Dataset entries
_ _ _

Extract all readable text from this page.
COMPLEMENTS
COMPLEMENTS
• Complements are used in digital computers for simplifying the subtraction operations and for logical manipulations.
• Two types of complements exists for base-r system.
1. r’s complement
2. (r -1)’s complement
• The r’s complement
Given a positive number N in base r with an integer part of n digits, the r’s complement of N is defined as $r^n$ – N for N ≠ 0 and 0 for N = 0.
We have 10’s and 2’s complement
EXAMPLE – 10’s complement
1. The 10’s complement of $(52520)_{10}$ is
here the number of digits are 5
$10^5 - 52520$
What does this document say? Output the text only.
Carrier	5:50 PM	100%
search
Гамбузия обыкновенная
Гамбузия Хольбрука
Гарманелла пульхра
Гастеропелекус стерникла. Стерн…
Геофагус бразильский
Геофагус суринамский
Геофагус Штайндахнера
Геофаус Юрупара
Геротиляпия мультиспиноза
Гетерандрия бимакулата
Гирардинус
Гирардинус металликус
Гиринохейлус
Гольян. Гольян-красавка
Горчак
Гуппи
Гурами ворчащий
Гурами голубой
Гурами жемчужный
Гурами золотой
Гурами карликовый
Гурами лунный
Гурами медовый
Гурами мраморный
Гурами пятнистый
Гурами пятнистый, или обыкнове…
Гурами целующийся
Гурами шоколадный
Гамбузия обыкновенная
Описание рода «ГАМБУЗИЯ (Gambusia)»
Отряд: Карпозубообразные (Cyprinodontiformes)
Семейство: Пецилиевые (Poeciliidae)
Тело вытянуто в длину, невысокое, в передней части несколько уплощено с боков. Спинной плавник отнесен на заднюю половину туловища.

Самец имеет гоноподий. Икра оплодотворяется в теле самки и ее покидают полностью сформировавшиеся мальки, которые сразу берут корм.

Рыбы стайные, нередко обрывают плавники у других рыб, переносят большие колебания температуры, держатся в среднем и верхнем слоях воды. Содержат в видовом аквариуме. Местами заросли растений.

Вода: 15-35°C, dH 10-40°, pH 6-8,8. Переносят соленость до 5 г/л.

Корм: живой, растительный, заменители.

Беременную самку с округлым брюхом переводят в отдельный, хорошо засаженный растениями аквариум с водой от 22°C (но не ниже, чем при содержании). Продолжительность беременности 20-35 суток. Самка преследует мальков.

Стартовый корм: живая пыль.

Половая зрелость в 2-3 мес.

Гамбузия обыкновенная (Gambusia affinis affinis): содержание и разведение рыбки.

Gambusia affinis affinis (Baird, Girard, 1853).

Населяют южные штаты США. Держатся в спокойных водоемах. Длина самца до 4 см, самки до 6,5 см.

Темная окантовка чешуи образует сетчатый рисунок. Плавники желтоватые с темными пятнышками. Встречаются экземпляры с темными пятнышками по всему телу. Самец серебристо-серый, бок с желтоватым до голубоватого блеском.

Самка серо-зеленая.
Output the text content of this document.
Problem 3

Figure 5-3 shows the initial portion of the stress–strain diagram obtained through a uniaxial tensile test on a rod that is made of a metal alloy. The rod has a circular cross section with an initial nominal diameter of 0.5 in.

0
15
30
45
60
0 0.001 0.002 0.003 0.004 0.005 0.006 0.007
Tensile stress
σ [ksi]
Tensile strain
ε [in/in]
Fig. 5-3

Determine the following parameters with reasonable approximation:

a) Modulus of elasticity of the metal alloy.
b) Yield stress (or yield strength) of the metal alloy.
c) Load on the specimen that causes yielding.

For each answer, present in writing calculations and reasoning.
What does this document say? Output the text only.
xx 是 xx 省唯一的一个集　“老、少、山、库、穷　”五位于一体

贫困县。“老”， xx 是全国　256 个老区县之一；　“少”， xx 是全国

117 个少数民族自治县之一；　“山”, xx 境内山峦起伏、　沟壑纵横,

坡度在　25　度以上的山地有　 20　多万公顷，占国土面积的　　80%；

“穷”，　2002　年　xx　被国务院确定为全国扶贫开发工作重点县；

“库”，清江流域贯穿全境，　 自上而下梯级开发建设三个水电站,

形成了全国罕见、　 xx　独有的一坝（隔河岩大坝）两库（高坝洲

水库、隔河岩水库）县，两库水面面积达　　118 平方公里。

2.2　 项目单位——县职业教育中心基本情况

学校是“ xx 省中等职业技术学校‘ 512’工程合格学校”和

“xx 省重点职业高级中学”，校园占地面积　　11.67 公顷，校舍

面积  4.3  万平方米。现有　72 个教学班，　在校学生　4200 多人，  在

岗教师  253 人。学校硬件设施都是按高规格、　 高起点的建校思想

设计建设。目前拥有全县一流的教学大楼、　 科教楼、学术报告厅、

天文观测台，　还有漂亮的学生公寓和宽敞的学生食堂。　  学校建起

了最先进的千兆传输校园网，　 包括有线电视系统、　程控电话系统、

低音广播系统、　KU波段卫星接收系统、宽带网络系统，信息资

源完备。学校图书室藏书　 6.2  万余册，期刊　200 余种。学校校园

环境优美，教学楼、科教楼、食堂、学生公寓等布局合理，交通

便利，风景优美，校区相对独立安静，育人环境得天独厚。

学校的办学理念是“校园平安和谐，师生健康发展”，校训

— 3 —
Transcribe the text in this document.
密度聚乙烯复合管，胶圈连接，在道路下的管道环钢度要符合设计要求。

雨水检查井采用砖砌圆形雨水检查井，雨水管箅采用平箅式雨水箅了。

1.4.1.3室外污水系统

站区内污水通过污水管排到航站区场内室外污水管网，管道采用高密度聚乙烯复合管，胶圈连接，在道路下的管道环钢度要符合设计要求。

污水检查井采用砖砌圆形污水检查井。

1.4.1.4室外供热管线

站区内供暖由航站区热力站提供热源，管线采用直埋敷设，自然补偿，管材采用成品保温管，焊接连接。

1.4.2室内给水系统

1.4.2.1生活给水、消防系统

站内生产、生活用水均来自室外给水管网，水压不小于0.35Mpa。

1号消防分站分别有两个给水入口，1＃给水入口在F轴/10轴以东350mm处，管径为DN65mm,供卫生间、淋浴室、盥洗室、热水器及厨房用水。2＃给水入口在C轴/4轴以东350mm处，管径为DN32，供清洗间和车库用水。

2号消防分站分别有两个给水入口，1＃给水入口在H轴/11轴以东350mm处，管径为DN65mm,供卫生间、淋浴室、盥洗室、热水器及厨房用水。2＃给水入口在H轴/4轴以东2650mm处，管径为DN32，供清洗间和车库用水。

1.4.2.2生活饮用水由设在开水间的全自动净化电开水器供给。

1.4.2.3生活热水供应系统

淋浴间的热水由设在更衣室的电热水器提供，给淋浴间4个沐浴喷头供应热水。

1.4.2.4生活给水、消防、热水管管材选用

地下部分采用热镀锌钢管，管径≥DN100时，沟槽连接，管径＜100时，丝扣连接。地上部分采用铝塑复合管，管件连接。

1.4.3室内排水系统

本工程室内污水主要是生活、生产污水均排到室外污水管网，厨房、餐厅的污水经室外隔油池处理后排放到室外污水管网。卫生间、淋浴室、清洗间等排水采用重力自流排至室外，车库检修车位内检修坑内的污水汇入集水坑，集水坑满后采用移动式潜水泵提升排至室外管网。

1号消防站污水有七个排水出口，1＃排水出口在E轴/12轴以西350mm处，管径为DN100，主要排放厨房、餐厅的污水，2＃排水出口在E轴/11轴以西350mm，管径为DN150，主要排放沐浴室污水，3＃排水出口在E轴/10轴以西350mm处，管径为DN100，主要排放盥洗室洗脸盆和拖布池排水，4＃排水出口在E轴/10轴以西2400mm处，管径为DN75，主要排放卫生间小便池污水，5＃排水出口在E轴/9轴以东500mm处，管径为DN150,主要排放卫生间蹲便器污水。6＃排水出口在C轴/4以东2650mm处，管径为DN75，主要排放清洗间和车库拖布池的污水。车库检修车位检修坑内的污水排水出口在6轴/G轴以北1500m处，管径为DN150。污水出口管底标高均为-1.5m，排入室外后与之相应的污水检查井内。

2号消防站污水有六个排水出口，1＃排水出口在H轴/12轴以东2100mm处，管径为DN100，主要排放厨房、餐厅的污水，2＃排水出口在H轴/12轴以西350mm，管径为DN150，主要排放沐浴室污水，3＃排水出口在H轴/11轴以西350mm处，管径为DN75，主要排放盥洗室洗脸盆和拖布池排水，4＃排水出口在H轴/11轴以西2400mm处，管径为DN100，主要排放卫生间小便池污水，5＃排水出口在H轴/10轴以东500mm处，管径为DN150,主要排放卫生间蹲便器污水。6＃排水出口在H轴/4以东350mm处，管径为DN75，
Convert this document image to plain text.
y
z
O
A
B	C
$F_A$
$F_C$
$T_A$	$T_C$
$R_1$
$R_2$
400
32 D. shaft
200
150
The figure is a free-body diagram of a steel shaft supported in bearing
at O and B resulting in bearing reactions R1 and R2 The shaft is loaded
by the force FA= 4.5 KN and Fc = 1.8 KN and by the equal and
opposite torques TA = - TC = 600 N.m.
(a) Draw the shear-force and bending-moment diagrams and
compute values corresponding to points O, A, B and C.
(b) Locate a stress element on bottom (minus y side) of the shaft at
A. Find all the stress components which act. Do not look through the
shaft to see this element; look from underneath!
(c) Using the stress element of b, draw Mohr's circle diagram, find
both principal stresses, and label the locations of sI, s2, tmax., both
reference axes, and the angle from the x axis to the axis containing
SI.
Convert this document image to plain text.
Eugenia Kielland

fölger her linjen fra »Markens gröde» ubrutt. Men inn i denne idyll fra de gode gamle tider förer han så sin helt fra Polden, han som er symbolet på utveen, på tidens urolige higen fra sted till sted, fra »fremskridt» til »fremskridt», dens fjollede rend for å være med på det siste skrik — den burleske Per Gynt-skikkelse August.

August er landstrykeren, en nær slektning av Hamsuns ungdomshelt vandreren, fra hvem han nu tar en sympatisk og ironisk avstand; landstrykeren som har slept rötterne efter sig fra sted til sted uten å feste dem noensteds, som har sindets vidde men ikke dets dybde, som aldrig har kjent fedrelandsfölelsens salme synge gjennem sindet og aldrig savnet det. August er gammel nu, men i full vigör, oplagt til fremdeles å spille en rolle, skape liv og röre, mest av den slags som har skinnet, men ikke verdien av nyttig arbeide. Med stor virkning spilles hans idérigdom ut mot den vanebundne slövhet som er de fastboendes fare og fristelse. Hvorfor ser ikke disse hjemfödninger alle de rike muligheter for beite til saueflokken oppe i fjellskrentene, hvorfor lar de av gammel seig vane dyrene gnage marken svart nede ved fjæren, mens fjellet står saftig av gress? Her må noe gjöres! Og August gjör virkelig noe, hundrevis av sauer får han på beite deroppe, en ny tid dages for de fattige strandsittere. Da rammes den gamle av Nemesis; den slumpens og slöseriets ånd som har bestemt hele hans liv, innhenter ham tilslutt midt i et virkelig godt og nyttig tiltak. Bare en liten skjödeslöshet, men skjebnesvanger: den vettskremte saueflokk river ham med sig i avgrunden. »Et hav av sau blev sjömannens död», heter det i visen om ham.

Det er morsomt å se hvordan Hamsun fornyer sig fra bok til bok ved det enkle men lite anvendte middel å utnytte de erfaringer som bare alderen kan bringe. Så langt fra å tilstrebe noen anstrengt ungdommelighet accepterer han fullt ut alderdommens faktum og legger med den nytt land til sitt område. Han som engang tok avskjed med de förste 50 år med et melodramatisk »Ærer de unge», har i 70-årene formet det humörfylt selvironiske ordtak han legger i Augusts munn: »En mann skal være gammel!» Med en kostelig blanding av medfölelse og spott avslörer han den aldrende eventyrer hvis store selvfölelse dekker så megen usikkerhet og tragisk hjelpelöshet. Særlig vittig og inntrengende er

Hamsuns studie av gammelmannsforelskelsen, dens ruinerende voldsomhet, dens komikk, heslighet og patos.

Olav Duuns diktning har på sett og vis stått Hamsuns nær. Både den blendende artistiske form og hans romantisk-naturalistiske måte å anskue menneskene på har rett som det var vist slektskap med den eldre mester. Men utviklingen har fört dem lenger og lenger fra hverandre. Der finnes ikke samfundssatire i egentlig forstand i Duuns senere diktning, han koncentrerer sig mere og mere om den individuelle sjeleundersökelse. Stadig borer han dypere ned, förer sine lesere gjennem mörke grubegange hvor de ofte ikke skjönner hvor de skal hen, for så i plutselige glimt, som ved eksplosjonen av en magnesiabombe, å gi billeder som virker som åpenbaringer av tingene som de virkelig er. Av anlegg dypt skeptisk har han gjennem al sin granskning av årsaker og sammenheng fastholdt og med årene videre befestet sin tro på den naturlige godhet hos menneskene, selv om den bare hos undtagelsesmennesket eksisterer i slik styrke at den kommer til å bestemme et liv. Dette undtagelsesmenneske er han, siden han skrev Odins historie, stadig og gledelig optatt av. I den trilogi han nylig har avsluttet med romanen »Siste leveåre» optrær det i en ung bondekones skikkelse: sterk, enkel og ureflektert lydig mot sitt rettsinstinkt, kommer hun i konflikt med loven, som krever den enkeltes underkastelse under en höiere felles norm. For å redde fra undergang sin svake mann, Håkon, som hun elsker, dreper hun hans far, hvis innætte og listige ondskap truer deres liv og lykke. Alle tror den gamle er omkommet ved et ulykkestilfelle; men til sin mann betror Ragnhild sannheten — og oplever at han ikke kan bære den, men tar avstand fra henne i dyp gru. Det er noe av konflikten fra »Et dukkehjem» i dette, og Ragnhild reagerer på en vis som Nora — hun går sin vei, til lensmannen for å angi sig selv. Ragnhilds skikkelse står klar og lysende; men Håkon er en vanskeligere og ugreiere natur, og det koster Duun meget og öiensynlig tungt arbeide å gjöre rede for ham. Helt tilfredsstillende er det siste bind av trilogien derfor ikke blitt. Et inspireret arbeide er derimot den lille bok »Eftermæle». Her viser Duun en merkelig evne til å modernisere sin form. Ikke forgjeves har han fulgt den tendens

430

_ _ _

WHAT YOU ARE ASKED TO DO >> Note every line above where the string "主要排放厨房" shows up, and copy those lines.

ANSWER TO THIS TASK >>
1号消防站污水有七个排水出口，1＃排水出口在E轴/12轴以西350mm处，管径为DN100，主要排放厨房、餐厅的污水，2＃排水出口在E轴/11轴以西350mm，管径为DN150，主要排放沐浴室污水，3＃排水出口在E轴/10轴以西350mm处，管径为DN100，主要排放盥洗室洗脸盆和拖布池排水，4＃排水出口在E轴/10轴以西2400mm处，管径为DN75，主要排放卫生间小便池污水，5＃排水出口在E轴/9轴以东500mm处，管径为DN150,主要排放卫生间蹲便器污水。6＃排水出口在C轴/4以东2650mm处，管径为DN75，主要排放清洗间和车库拖布池的污水。车库检修车位检修坑内的污水排水出口在6轴/G轴以北1500m处，管径为DN150。污水出口管底标高均为-1.5m，排入室外后与之相应的污水检查井内。
2号消防站污水有六个排水出口，1＃排水出口在H轴/12轴以东2100mm处，管径为DN100，主要排放厨房、餐厅的污水，2＃排水出口在H轴/12轴以西350mm，管径为DN150，主要排放沐浴室污水，3＃排水出口在H轴/11轴以西350mm处，管径为DN75，主要排放盥洗室洗脸盆和拖布池排水，4＃排水出口在H轴/11轴以西2400mm处，管径为DN100，主要排放卫生间小便池污水，5＃排水出口在H轴/10轴以东500mm处，管径为DN150,主要排放卫生间蹲便器污水。6＃排水出口在H轴/4以东350mm处，管径为DN75，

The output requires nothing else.